▶ _JOB_
Write out the listing exactly as it is given.

▶ _ITEMS_
════════════════════

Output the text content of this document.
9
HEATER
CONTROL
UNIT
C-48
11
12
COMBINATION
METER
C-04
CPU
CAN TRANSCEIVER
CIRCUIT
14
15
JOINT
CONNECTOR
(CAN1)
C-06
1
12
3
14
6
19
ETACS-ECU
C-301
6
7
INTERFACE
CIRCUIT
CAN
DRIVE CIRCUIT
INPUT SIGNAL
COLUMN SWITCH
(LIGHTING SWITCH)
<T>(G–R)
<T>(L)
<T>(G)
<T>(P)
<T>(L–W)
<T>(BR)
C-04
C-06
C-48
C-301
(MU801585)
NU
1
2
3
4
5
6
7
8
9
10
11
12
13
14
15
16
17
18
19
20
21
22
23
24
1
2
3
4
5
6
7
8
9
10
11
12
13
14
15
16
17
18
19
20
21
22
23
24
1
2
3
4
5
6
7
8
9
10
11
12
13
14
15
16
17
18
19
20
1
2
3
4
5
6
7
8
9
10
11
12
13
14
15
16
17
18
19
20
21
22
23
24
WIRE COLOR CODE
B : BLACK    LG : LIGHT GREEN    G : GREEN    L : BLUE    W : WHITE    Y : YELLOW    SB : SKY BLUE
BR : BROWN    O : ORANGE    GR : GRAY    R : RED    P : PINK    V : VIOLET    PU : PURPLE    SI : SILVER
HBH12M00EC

════════════════════

▶ _EXPECTED OUTPUT_
Output the text content of this document.
9
HEATER
CONTROL
UNIT
C-48
11
12
COMBINATION
METER
C-04
CPU
CAN TRANSCEIVER
CIRCUIT
14
15
JOINT
CONNECTOR
(CAN1)
C-06
1
12
3
14
6
19
ETACS-ECU
C-301
6
7
INTERFACE
CIRCUIT
CAN
DRIVE CIRCUIT
INPUT SIGNAL
COLUMN SWITCH
(LIGHTING SWITCH)
<T>(G–R)
<T>(L)
<T>(G)
<T>(P)
<T>(L–W)
<T>(BR)
C-04
C-06
C-48
C-301
(MU801585)
NU
1
2
3
4
5
6
7
8
9
10
11
12
13
14
15
16
17
18
19
20
21
22
23
24
1
2
3
4
5
6
7
8
9
10
11
12
13
14
15
16
17
18
19
20
21
22
23
24
1
2
3
4
5
6
7
8
9
10
11
12
13
14
15
16
17
18
19
20
1
2
3
4
5
6
7
8
9
10
11
12
13
14
15
16
17
18
19
20
21
22
23
24
WIRE COLOR CODE
B : BLACK    LG : LIGHT GREEN    G : GREEN    L : BLUE    W : WHITE    Y : YELLOW    SB : SKY BLUE
BR : BROWN    O : ORANGE    GR : GRAY    R : RED    P : PINK    V : VIOLET    PU : PURPLE    SI : SILVER
HBH12M00EC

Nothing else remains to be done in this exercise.